## START
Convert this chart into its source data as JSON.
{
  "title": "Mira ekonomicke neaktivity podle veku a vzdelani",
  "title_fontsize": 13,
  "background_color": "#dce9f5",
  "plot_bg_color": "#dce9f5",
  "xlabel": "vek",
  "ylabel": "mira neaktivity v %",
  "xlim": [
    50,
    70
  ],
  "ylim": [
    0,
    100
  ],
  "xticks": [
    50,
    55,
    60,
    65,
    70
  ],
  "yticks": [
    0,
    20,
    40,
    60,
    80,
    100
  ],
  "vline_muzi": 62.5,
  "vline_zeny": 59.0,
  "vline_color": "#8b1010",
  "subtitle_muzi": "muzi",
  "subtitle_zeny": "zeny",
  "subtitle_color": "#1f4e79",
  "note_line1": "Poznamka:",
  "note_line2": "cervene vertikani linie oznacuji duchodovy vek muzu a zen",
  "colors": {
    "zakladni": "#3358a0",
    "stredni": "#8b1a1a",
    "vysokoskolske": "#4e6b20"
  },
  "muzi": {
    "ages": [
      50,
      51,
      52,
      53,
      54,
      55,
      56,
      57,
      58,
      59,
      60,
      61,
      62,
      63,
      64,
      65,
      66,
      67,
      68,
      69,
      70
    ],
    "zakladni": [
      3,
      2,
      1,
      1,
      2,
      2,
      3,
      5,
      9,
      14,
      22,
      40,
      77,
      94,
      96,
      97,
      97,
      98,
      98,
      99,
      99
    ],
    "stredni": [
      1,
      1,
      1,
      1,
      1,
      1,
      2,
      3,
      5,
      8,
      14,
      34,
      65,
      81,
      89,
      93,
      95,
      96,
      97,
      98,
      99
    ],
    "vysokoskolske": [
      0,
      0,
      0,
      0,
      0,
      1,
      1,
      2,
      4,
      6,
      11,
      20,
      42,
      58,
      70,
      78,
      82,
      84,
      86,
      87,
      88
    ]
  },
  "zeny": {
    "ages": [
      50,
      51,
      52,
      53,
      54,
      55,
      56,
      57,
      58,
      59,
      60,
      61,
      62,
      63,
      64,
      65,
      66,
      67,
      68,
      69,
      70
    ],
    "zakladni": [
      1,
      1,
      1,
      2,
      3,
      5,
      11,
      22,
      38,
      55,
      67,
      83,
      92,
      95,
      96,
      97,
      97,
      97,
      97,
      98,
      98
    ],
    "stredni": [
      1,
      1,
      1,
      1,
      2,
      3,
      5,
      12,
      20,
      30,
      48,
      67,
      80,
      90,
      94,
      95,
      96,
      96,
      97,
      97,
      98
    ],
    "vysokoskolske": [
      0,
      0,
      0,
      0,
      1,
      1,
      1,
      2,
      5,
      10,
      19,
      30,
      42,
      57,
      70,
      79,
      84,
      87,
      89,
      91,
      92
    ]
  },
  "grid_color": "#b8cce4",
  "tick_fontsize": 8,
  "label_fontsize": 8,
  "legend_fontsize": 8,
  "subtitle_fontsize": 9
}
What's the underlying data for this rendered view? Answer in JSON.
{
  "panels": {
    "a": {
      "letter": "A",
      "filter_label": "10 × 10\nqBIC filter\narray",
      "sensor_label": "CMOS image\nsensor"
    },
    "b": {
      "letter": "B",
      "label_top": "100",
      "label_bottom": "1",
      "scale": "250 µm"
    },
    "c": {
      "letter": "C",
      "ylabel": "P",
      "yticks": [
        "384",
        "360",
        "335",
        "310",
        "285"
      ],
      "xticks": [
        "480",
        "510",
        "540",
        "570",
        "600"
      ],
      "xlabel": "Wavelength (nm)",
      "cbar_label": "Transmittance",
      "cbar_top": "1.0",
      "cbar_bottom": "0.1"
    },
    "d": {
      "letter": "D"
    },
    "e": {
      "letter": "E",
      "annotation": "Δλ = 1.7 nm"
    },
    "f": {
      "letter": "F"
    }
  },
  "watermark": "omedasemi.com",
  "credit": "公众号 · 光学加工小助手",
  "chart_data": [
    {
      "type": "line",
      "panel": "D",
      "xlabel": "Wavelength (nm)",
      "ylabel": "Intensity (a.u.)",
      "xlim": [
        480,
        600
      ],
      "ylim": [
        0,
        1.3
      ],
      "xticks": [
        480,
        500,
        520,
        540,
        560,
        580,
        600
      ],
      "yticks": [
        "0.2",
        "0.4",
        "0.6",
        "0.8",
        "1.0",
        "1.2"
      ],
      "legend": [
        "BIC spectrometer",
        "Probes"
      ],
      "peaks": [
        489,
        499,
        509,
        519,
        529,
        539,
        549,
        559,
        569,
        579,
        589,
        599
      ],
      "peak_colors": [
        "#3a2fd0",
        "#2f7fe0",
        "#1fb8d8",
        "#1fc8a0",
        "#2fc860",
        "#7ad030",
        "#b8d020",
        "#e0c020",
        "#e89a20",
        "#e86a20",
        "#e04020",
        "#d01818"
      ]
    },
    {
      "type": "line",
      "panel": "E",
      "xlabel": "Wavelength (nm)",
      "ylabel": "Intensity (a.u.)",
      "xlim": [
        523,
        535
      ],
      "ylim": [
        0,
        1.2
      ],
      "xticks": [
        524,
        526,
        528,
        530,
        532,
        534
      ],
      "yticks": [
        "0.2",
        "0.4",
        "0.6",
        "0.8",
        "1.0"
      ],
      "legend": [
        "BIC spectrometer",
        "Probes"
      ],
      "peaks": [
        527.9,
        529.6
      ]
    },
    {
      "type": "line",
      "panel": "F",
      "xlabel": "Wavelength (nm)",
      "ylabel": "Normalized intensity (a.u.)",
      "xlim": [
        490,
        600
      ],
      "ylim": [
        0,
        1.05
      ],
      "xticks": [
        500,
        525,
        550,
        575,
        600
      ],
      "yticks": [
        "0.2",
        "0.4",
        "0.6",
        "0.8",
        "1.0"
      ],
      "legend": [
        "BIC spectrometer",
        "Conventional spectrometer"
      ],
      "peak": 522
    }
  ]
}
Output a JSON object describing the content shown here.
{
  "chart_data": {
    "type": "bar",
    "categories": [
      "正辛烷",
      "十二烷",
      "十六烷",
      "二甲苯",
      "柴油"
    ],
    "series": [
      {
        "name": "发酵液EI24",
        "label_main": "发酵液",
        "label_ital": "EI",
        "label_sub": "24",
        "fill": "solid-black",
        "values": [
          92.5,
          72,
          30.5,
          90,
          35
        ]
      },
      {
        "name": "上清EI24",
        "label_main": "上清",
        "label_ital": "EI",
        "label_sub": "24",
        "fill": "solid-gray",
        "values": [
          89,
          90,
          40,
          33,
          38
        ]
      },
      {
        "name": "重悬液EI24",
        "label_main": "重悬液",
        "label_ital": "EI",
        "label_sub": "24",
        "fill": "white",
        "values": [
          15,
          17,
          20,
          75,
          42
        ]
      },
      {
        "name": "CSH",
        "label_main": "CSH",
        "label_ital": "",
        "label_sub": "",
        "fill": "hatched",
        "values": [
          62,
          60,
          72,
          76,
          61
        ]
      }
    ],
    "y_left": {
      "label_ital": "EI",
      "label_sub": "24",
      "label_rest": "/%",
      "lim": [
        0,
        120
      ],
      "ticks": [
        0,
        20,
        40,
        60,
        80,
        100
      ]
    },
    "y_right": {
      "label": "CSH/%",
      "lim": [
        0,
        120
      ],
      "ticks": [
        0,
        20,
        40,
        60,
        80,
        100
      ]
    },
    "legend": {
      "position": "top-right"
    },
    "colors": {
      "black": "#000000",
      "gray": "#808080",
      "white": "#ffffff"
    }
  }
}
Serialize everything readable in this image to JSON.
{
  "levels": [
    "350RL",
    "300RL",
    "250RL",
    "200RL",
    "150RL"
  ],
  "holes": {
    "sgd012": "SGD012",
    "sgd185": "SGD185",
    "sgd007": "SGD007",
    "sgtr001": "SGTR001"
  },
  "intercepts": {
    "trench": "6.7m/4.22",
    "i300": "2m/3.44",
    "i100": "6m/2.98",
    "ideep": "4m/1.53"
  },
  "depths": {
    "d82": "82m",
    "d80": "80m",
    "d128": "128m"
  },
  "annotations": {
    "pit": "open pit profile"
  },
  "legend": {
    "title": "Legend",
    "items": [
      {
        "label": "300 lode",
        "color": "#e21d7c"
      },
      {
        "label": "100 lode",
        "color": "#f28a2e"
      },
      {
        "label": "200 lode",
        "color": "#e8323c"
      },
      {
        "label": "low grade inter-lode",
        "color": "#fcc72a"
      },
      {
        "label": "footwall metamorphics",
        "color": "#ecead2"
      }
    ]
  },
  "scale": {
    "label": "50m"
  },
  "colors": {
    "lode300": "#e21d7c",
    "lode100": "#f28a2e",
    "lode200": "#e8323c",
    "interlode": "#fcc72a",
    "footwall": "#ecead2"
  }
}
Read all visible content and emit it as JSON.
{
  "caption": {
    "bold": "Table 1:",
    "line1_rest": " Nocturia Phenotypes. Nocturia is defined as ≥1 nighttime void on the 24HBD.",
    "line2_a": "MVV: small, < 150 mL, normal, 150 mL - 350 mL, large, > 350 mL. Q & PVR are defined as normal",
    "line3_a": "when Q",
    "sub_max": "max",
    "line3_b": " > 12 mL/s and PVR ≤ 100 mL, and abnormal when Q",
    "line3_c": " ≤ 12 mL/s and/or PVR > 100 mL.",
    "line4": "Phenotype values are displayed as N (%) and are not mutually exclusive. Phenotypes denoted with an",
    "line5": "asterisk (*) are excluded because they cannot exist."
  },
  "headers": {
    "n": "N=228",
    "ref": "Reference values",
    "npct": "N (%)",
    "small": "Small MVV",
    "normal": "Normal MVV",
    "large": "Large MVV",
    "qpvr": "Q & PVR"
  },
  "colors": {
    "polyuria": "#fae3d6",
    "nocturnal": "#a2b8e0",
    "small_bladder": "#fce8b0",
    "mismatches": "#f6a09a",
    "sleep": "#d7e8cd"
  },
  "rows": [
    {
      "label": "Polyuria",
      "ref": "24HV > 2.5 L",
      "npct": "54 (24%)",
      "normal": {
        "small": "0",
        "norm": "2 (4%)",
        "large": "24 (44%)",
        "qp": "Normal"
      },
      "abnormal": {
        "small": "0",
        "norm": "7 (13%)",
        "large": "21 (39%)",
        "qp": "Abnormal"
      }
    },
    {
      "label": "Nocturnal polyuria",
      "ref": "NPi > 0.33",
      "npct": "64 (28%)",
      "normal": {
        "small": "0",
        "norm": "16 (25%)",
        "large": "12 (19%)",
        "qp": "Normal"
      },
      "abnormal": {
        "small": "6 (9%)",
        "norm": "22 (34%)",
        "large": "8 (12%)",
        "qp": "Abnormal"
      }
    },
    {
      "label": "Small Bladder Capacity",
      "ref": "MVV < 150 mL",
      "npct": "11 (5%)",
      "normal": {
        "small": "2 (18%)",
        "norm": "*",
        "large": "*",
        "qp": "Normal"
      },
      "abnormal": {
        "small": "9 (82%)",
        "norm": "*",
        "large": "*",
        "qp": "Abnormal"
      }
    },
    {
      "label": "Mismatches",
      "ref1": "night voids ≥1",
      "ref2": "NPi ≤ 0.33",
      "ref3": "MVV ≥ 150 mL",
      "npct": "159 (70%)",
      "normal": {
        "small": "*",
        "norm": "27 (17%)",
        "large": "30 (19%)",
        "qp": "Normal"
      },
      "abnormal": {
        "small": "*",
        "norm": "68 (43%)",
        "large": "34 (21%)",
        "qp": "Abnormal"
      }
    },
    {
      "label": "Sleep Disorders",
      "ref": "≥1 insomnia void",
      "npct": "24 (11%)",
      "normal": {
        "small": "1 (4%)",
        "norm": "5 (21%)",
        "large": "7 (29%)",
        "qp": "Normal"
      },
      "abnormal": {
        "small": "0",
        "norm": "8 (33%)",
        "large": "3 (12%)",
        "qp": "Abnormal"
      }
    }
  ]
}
## END
WHAT TO PRODUCE →
Above are the records. Copy every line in them holding "this".

COMPLETE OUTPUT →
Convert this chart into its source data as JSON.
What's the underlying data for this rendered view? Answer in JSON.
Serialize everything readable in this image to JSON.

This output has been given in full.